--- ЗАДАНИЯ ДЛЯ ВЫПОЛНЕНИЯ ---
[1] Дословно перепишите фрагмент отрывка воспоминаний. Начните с места, где стоят слова «Меня спасла случайность.», и остановитесь после слов «выжил и скрылся.».
[2] Как, согласно отрывку воспоминаний, называлась гумилевская пародия на стихи о Венеции?

--- ТЕКСТ ДОКУМЕНТА ---
+ + + + + + +

Мандельштам ждал меня на улице. Что нам оставалось делать, как не вспомнить гумилевскую пародию на стихи о Венеции, которая называлась «Милицейская Венера»: «человек родится, он же умирает, а милиция всегда нужна»… И мы пошли домой — в дом, который уже не был нашим домом.
Случайность
Судьбы наши не захотели разделиться, но именно то, что тогда они не разделились, отделило мою гражданскую судьбу от мандельштамовской: бродячая и бездомная, в чужом кругу, среди чужих людей, я меньше о нем напоминала, чем живи я в писательском доме или вообще в Москве. За мной, конечно, всюду следовало мое досье, личное дело, заведенное на меня органами, но я числилась «за Москвой» и провинциальные доносы меня не сгубили. Благодаря Костыреву, который выгнал меня из дому, и накричавшему на меня милиционеру я уцелела. Если б я осталась в Фурмановом переулке, писатели, соблазненные жилплощадью или из чисто государственных побуждений, непременно напомнили бы обо мне властям предержащим.
Меня спасла случайность. Нашими судьбами слишком часто управляли случайности, но в большинстве случаев они были роковые и случайно приводили людей к гибели. Я много наблюдала таких случайностей, когда часами стояла в очередях с передачей денег или за справкой в прокуратуре. Однажды я видела женщину, у которой случайно забрали сына вместо его однофамильца и соседа, которого в момент ареста не было дома. Женщине удалось пробиться куда-то и доказать, что в ордере, по которому забрали ее сына, стояло имя и отчество его соседа. Ей пришлось для этого свернуть горы, и она это сделала. Уже пришел приказ об освобождении, но тут выяснилось, что сына нет в живых. Он погиб по дикой случайности, а сосед случайно выжил и скрылся.
Женщина — дело было в прокуратуре — рыдала и выла, узнав о смерти случайно забранного сына. Прокурор вышел из своей клетки и накричал на нее с такой же напускной яростью, как милиционер — на меня. Кричал он из воспитательных целей: разве можно выполнять ответственную прокурорскую работу, не обеспечив себе тишины? Обязанности прокурора заключались в том, что он давал справки — одному говорил: десять лет, другому: десять без права переписки. Справок о смерти здесь не выдавали; женщина, у которой умер сын, отличалась, видно, неслыханной хваткой, раз добилась объяснения, почему не возвращается ее сын. О смерти обычно узнавали случайно или не узнавали вовсе, а что такое — «без права переписки», тогда еще не понимали.

+ + + + + + +

Записи с разметкой координат:
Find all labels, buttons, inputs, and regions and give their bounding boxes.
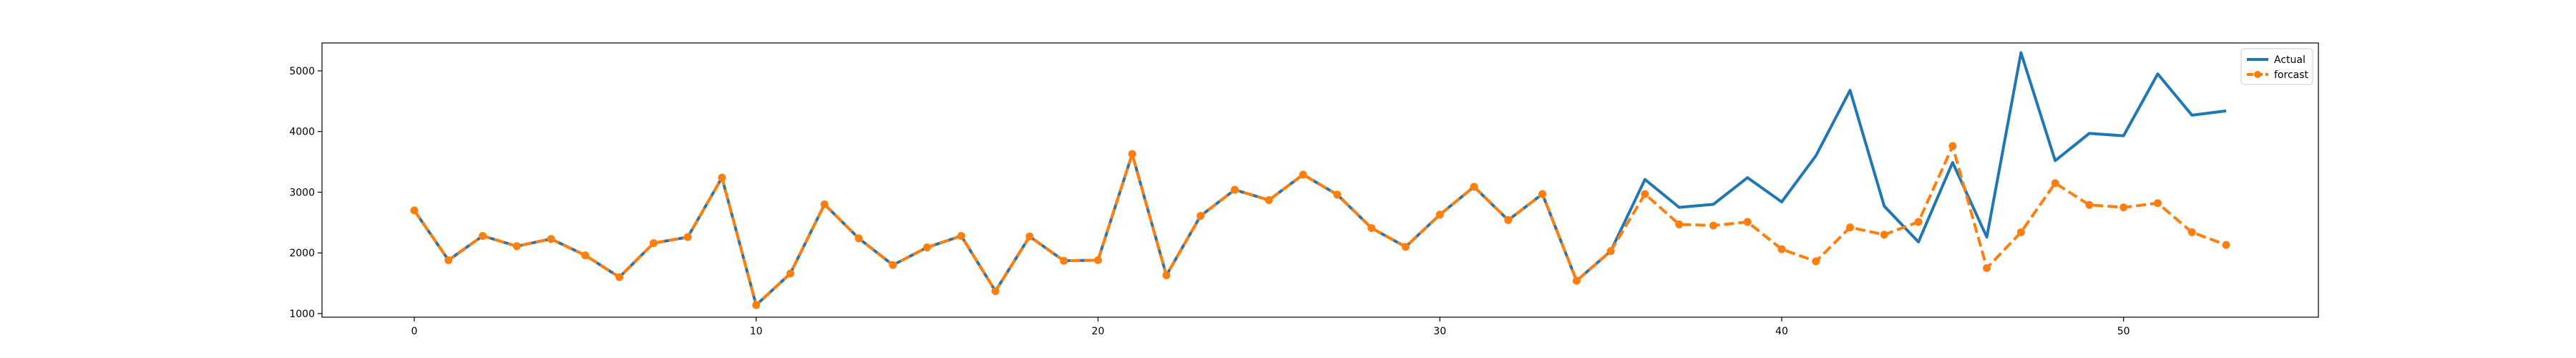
data-point-forcast	[1880, 231, 1888, 239]
data-point-forcast	[820, 200, 829, 208]
data-point-forcast	[1606, 247, 1615, 256]
data-point-forcast	[1367, 223, 1376, 232]
data-point-forcast	[2085, 200, 2094, 209]
legend-label-forcast: forcast	[2274, 69, 2309, 81]
data-point-forcast	[923, 243, 932, 252]
data-point-forcast	[1470, 183, 1478, 191]
data-point-forcast	[1504, 216, 1513, 224]
x-tick-label: 30	[1433, 326, 1446, 337]
data-point-forcast	[2119, 203, 2128, 212]
series-layer	[410, 51, 2230, 309]
x-tick-label: 10	[750, 326, 763, 337]
data-point-forcast	[2016, 228, 2025, 236]
data-point-forcast	[1709, 221, 1717, 230]
y-tick-label: 2000	[289, 248, 315, 259]
data-point-forcast	[1264, 195, 1273, 204]
data-point-forcast	[1948, 142, 1957, 150]
data-point-forcast	[752, 301, 761, 309]
y-tick-label: 1000	[289, 309, 315, 320]
data-point-forcast	[547, 235, 555, 243]
y-tick-label: 5000	[289, 66, 315, 77]
legend-marker-forcast	[2254, 71, 2261, 78]
data-point-forcast	[854, 234, 863, 243]
data-point-forcast	[615, 273, 624, 281]
x-tick-label: 50	[2117, 326, 2130, 337]
data-point-forcast	[1538, 190, 1547, 198]
series-line-actual	[413, 51, 2227, 307]
data-point-forcast	[1777, 245, 1786, 253]
legend-label-actual: Actual	[2274, 54, 2306, 66]
plot-frame	[321, 42, 2319, 318]
data-point-forcast	[683, 233, 692, 241]
y-tick-label: 3000	[289, 187, 315, 198]
data-point-forcast	[1435, 211, 1444, 219]
data-point-forcast	[581, 251, 590, 260]
data-point-forcast	[1025, 232, 1034, 241]
data-point-forcast	[1641, 190, 1649, 198]
data-point-forcast	[649, 239, 658, 248]
x-tick-label: 20	[1092, 326, 1105, 337]
data-point-forcast	[1675, 220, 1684, 228]
data-point-forcast	[957, 231, 965, 240]
data-point-forcast	[2051, 179, 2059, 188]
data-point-forcast	[410, 206, 419, 215]
x-axis: 0 10 20 30 40 50	[411, 317, 2130, 337]
data-point-forcast	[1983, 263, 1991, 272]
data-point-forcast	[2153, 199, 2162, 208]
data-point-forcast	[1162, 271, 1171, 280]
data-point-forcast	[1299, 170, 1307, 179]
data-point-forcast	[1333, 190, 1342, 199]
data-point-forcast	[1812, 257, 1820, 266]
series-line-forcast	[413, 145, 2227, 307]
y-tick-label: 4000	[289, 127, 315, 138]
x-tick-label: 0	[411, 326, 418, 337]
data-point-forcast	[512, 242, 521, 251]
data-point-forcast	[2187, 228, 2196, 236]
y-axis: 1000 2000 3000 4000 5000	[289, 66, 322, 320]
data-point-forcast	[1845, 223, 1854, 232]
data-point-forcast	[1914, 218, 1923, 226]
data-point-forcast	[889, 261, 897, 269]
data-point-forcast	[444, 256, 453, 264]
data-point-forcast	[479, 231, 487, 240]
x-tick-label: 40	[1775, 326, 1788, 337]
data-point-forcast	[991, 287, 1000, 296]
data-point-forcast	[1401, 243, 1410, 251]
data-point-forcast	[1572, 276, 1581, 285]
data-point-forcast	[786, 269, 795, 278]
data-point-forcast	[1128, 150, 1136, 158]
data-point-forcast	[1743, 218, 1752, 226]
legend: Actual forcast	[2240, 48, 2313, 85]
data-point-forcast	[1093, 256, 1102, 264]
data-point-forcast	[718, 173, 726, 182]
data-point-forcast	[1060, 256, 1068, 265]
data-point-forcast	[2222, 241, 2230, 249]
data-point-forcast	[1231, 185, 1239, 194]
data-point-forcast	[1196, 211, 1205, 220]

+ + + + + + +

--- РЕЗУЛЬТАТЫ ---
[1]
Меня спасла случайность. Нашими судьбами слишком часто управляли случайности, но в большинстве случаев они были роковые и случайно приводили людей к гибели. Я много наблюдала таких случайностей, когда часами стояла в очередях с передачей денег или за справкой в прокуратуре. Однажды я видела женщину, у которой случайно забрали сына вместо его однофамильца и соседа, которого в момент ареста не было дома. Женщине удалось пробиться куда-то и доказать, что в ордере, по которому забрали ее сына, стояло имя и отчество его соседа. Ей пришлось для этого свернуть горы, и она это сделала. Уже пришел приказ об освобождении, но тут выяснилось, что сына нет в живых. Он погиб по дикой случайности, а сосед случайно выжил и скрылся.

[2] «Милицейская Венера».